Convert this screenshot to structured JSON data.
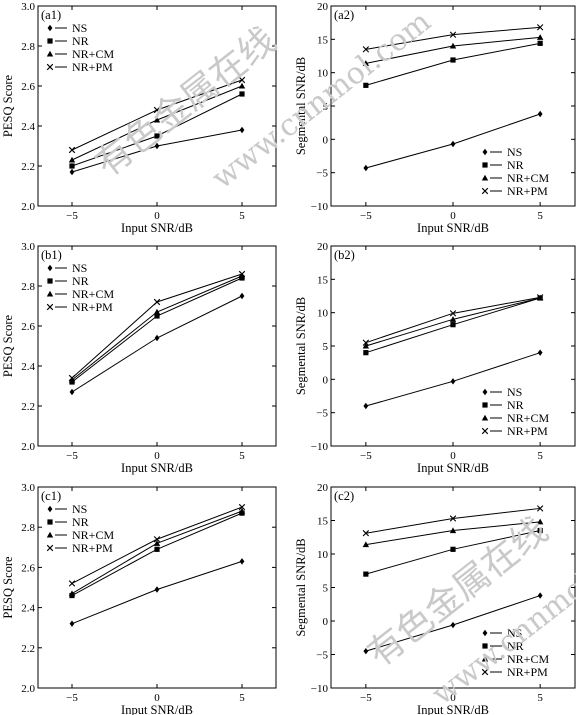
{
  "watermark": {
    "cn": "有色金属在线",
    "url": "www.cnnmol.com"
  },
  "chart_data": [
    {
      "type": "line",
      "panel": "(a1)",
      "x": [
        -5,
        0,
        5
      ],
      "xlim": [
        -7,
        7
      ],
      "xticks": [
        -5,
        0,
        5
      ],
      "xlabel": "Input SNR/dB",
      "ylim": [
        2.0,
        3.0
      ],
      "yticks": [
        2.0,
        2.2,
        2.4,
        2.6,
        2.8,
        3.0
      ],
      "ytick_labels": [
        "2.0",
        "2.2",
        "2.4",
        "2.6",
        "2.8",
        "3.0"
      ],
      "ylabel": "PESQ Score",
      "legend": "top-left",
      "series": [
        {
          "name": "NS",
          "marker": "diamond",
          "values": [
            2.17,
            2.3,
            2.38
          ]
        },
        {
          "name": "NR",
          "marker": "square",
          "values": [
            2.2,
            2.35,
            2.56
          ]
        },
        {
          "name": "NR+CM",
          "marker": "triangle",
          "values": [
            2.23,
            2.43,
            2.6
          ]
        },
        {
          "name": "NR+PM",
          "marker": "x",
          "values": [
            2.28,
            2.48,
            2.63
          ]
        }
      ]
    },
    {
      "type": "line",
      "panel": "(a2)",
      "x": [
        -5,
        0,
        5
      ],
      "xlim": [
        -7,
        7
      ],
      "xticks": [
        -5,
        0,
        5
      ],
      "xlabel": "Input SNR/dB",
      "ylim": [
        -10,
        20
      ],
      "yticks": [
        -10,
        -5,
        0,
        5,
        10,
        15,
        20
      ],
      "ytick_labels": [
        "−10",
        "−5",
        "0",
        "5",
        "10",
        "15",
        "20"
      ],
      "ylabel": "Segmental SNR/dB",
      "legend": "bottom-right",
      "series": [
        {
          "name": "NS",
          "marker": "diamond",
          "values": [
            -4.3,
            -0.7,
            3.8
          ]
        },
        {
          "name": "NR",
          "marker": "square",
          "values": [
            8.1,
            11.9,
            14.4
          ]
        },
        {
          "name": "NR+CM",
          "marker": "triangle",
          "values": [
            11.4,
            14.0,
            15.3
          ]
        },
        {
          "name": "NR+PM",
          "marker": "x",
          "values": [
            13.5,
            15.7,
            16.8
          ]
        }
      ]
    },
    {
      "type": "line",
      "panel": "(b1)",
      "x": [
        -5,
        0,
        5
      ],
      "xlim": [
        -7,
        7
      ],
      "xticks": [
        -5,
        0,
        5
      ],
      "xlabel": "Input SNR/dB",
      "ylim": [
        2.0,
        3.0
      ],
      "yticks": [
        2.0,
        2.2,
        2.4,
        2.6,
        2.8,
        3.0
      ],
      "ytick_labels": [
        "2.0",
        "2.2",
        "2.4",
        "2.6",
        "2.8",
        "3.0"
      ],
      "ylabel": "PESQ Score",
      "legend": "top-left",
      "series": [
        {
          "name": "NS",
          "marker": "diamond",
          "values": [
            2.27,
            2.54,
            2.75
          ]
        },
        {
          "name": "NR",
          "marker": "square",
          "values": [
            2.32,
            2.65,
            2.84
          ]
        },
        {
          "name": "NR+CM",
          "marker": "triangle",
          "values": [
            2.33,
            2.67,
            2.85
          ]
        },
        {
          "name": "NR+PM",
          "marker": "x",
          "values": [
            2.34,
            2.72,
            2.86
          ]
        }
      ]
    },
    {
      "type": "line",
      "panel": "(b2)",
      "x": [
        -5,
        0,
        5
      ],
      "xlim": [
        -7,
        7
      ],
      "xticks": [
        -5,
        0,
        5
      ],
      "xlabel": "Input SNR/dB",
      "ylim": [
        -10,
        20
      ],
      "yticks": [
        -10,
        -5,
        0,
        5,
        10,
        15,
        20
      ],
      "ytick_labels": [
        "−10",
        "−5",
        "0",
        "5",
        "10",
        "15",
        "20"
      ],
      "ylabel": "Segmental SNR/dB",
      "legend": "bottom-right",
      "series": [
        {
          "name": "NS",
          "marker": "diamond",
          "values": [
            -4.0,
            -0.3,
            4.0
          ]
        },
        {
          "name": "NR",
          "marker": "square",
          "values": [
            4.0,
            8.2,
            12.2
          ]
        },
        {
          "name": "NR+CM",
          "marker": "triangle",
          "values": [
            5.0,
            9.0,
            12.2
          ]
        },
        {
          "name": "NR+PM",
          "marker": "x",
          "values": [
            5.5,
            9.9,
            12.3
          ]
        }
      ]
    },
    {
      "type": "line",
      "panel": "(c1)",
      "x": [
        -5,
        0,
        5
      ],
      "xlim": [
        -7,
        7
      ],
      "xticks": [
        -5,
        0,
        5
      ],
      "xlabel": "Input SNR/dB",
      "ylim": [
        2.0,
        3.0
      ],
      "yticks": [
        2.0,
        2.2,
        2.4,
        2.6,
        2.8,
        3.0
      ],
      "ytick_labels": [
        "2.0",
        "2.2",
        "2.4",
        "2.6",
        "2.8",
        "3.0"
      ],
      "ylabel": "PESQ Score",
      "legend": "top-left",
      "series": [
        {
          "name": "NS",
          "marker": "diamond",
          "values": [
            2.32,
            2.49,
            2.63
          ]
        },
        {
          "name": "NR",
          "marker": "square",
          "values": [
            2.46,
            2.69,
            2.87
          ]
        },
        {
          "name": "NR+CM",
          "marker": "triangle",
          "values": [
            2.47,
            2.72,
            2.88
          ]
        },
        {
          "name": "NR+PM",
          "marker": "x",
          "values": [
            2.52,
            2.74,
            2.9
          ]
        }
      ]
    },
    {
      "type": "line",
      "panel": "(c2)",
      "x": [
        -5,
        0,
        5
      ],
      "xlim": [
        -7,
        7
      ],
      "xticks": [
        -5,
        0,
        5
      ],
      "xlabel": "Input SNR/dB",
      "ylim": [
        -10,
        20
      ],
      "yticks": [
        -10,
        -5,
        0,
        5,
        10,
        15,
        20
      ],
      "ytick_labels": [
        "−10",
        "−5",
        "0",
        "5",
        "10",
        "15",
        "20"
      ],
      "ylabel": "Segmental SNR/dB",
      "legend": "bottom-right",
      "series": [
        {
          "name": "NS",
          "marker": "diamond",
          "values": [
            -4.5,
            -0.6,
            3.8
          ]
        },
        {
          "name": "NR",
          "marker": "square",
          "values": [
            7.0,
            10.7,
            13.5
          ]
        },
        {
          "name": "NR+CM",
          "marker": "triangle",
          "values": [
            11.4,
            13.5,
            14.8
          ]
        },
        {
          "name": "NR+PM",
          "marker": "x",
          "values": [
            13.1,
            15.3,
            16.8
          ]
        }
      ]
    }
  ]
}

Task details:
Without the pictures, transcribe the listing above exactly.

Response to this exercise:
Convert this screenshot to structured JSON data.
{
  "watermark": {
    "cn": "有色金属在线",
    "url": "www.cnnmol.com"
  },
  "chart_data": [
    {
      "type": "line",
      "panel": "(a1)",
      "x": [
        -5,
        0,
        5
      ],
      "xlim": [
        -7,
        7
      ],
      "xticks": [
        -5,
        0,
        5
      ],
      "xlabel": "Input SNR/dB",
      "ylim": [
        2.0,
        3.0
      ],
      "yticks": [
        2.0,
        2.2,
        2.4,
        2.6,
        2.8,
        3.0
      ],
      "ytick_labels": [
        "2.0",
        "2.2",
        "2.4",
        "2.6",
        "2.8",
        "3.0"
      ],
      "ylabel": "PESQ Score",
      "legend": "top-left",
      "series": [
        {
          "name": "NS",
          "marker": "diamond",
          "values": [
            2.17,
            2.3,
            2.38
          ]
        },
        {
          "name": "NR",
          "marker": "square",
          "values": [
            2.2,
            2.35,
            2.56
          ]
        },
        {
          "name": "NR+CM",
          "marker": "triangle",
          "values": [
            2.23,
            2.43,
            2.6
          ]
        },
        {
          "name": "NR+PM",
          "marker": "x",
          "values": [
            2.28,
            2.48,
            2.63
          ]
        }
      ]
    },
    {
      "type": "line",
      "panel": "(a2)",
      "x": [
        -5,
        0,
        5
      ],
      "xlim": [
        -7,
        7
      ],
      "xticks": [
        -5,
        0,
        5
      ],
      "xlabel": "Input SNR/dB",
      "ylim": [
        -10,
        20
      ],
      "yticks": [
        -10,
        -5,
        0,
        5,
        10,
        15,
        20
      ],
      "ytick_labels": [
        "−10",
        "−5",
        "0",
        "5",
        "10",
        "15",
        "20"
      ],
      "ylabel": "Segmental SNR/dB",
      "legend": "bottom-right",
      "series": [
        {
          "name": "NS",
          "marker": "diamond",
          "values": [
            -4.3,
            -0.7,
            3.8
          ]
        },
        {
          "name": "NR",
          "marker": "square",
          "values": [
            8.1,
            11.9,
            14.4
          ]
        },
        {
          "name": "NR+CM",
          "marker": "triangle",
          "values": [
            11.4,
            14.0,
            15.3
          ]
        },
        {
          "name": "NR+PM",
          "marker": "x",
          "values": [
            13.5,
            15.7,
            16.8
          ]
        }
      ]
    },
    {
      "type": "line",
      "panel": "(b1)",
      "x": [
        -5,
        0,
        5
      ],
      "xlim": [
        -7,
        7
      ],
      "xticks": [
        -5,
        0,
        5
      ],
      "xlabel": "Input SNR/dB",
      "ylim": [
        2.0,
        3.0
      ],
      "yticks": [
        2.0,
        2.2,
        2.4,
        2.6,
        2.8,
        3.0
      ],
      "ytick_labels": [
        "2.0",
        "2.2",
        "2.4",
        "2.6",
        "2.8",
        "3.0"
      ],
      "ylabel": "PESQ Score",
      "legend": "top-left",
      "series": [
        {
          "name": "NS",
          "marker": "diamond",
          "values": [
            2.27,
            2.54,
            2.75
          ]
        },
        {
          "name": "NR",
          "marker": "square",
          "values": [
            2.32,
            2.65,
            2.84
          ]
        },
        {
          "name": "NR+CM",
          "marker": "triangle",
          "values": [
            2.33,
            2.67,
            2.85
          ]
        },
        {
          "name": "NR+PM",
          "marker": "x",
          "values": [
            2.34,
            2.72,
            2.86
          ]
        }
      ]
    },
    {
      "type": "line",
      "panel": "(b2)",
      "x": [
        -5,
        0,
        5
      ],
      "xlim": [
        -7,
        7
      ],
      "xticks": [
        -5,
        0,
        5
      ],
      "xlabel": "Input SNR/dB",
      "ylim": [
        -10,
        20
      ],
      "yticks": [
        -10,
        -5,
        0,
        5,
        10,
        15,
        20
      ],
      "ytick_labels": [
        "−10",
        "−5",
        "0",
        "5",
        "10",
        "15",
        "20"
      ],
      "ylabel": "Segmental SNR/dB",
      "legend": "bottom-right",
      "series": [
        {
          "name": "NS",
          "marker": "diamond",
          "values": [
            -4.0,
            -0.3,
            4.0
          ]
        },
        {
          "name": "NR",
          "marker": "square",
          "values": [
            4.0,
            8.2,
            12.2
          ]
        },
        {
          "name": "NR+CM",
          "marker": "triangle",
          "values": [
            5.0,
            9.0,
            12.2
          ]
        },
        {
          "name": "NR+PM",
          "marker": "x",
          "values": [
            5.5,
            9.9,
            12.3
          ]
        }
      ]
    },
    {
      "type": "line",
      "panel": "(c1)",
      "x": [
        -5,
        0,
        5
      ],
      "xlim": [
        -7,
        7
      ],
      "xticks": [
        -5,
        0,
        5
      ],
      "xlabel": "Input SNR/dB",
      "ylim": [
        2.0,
        3.0
      ],
      "yticks": [
        2.0,
        2.2,
        2.4,
        2.6,
        2.8,
        3.0
      ],
      "ytick_labels": [
        "2.0",
        "2.2",
        "2.4",
        "2.6",
        "2.8",
        "3.0"
      ],
      "ylabel": "PESQ Score",
      "legend": "top-left",
      "series": [
        {
          "name": "NS",
          "marker": "diamond",
          "values": [
            2.32,
            2.49,
            2.63
          ]
        },
        {
          "name": "NR",
          "marker": "square",
          "values": [
            2.46,
            2.69,
            2.87
          ]
        },
        {
          "name": "NR+CM",
          "marker": "triangle",
          "values": [
            2.47,
            2.72,
            2.88
          ]
        },
        {
          "name": "NR+PM",
          "marker": "x",
          "values": [
            2.52,
            2.74,
            2.9
          ]
        }
      ]
    },
    {
      "type": "line",
      "panel": "(c2)",
      "x": [
        -5,
        0,
        5
      ],
      "xlim": [
        -7,
        7
      ],
      "xticks": [
        -5,
        0,
        5
      ],
      "xlabel": "Input SNR/dB",
      "ylim": [
        -10,
        20
      ],
      "yticks": [
        -10,
        -5,
        0,
        5,
        10,
        15,
        20
      ],
      "ytick_labels": [
        "−10",
        "−5",
        "0",
        "5",
        "10",
        "15",
        "20"
      ],
      "ylabel": "Segmental SNR/dB",
      "legend": "bottom-right",
      "series": [
        {
          "name": "NS",
          "marker": "diamond",
          "values": [
            -4.5,
            -0.6,
            3.8
          ]
        },
        {
          "name": "NR",
          "marker": "square",
          "values": [
            7.0,
            10.7,
            13.5
          ]
        },
        {
          "name": "NR+CM",
          "marker": "triangle",
          "values": [
            11.4,
            13.5,
            14.8
          ]
        },
        {
          "name": "NR+PM",
          "marker": "x",
          "values": [
            13.1,
            15.3,
            16.8
          ]
        }
      ]
    }
  ]
}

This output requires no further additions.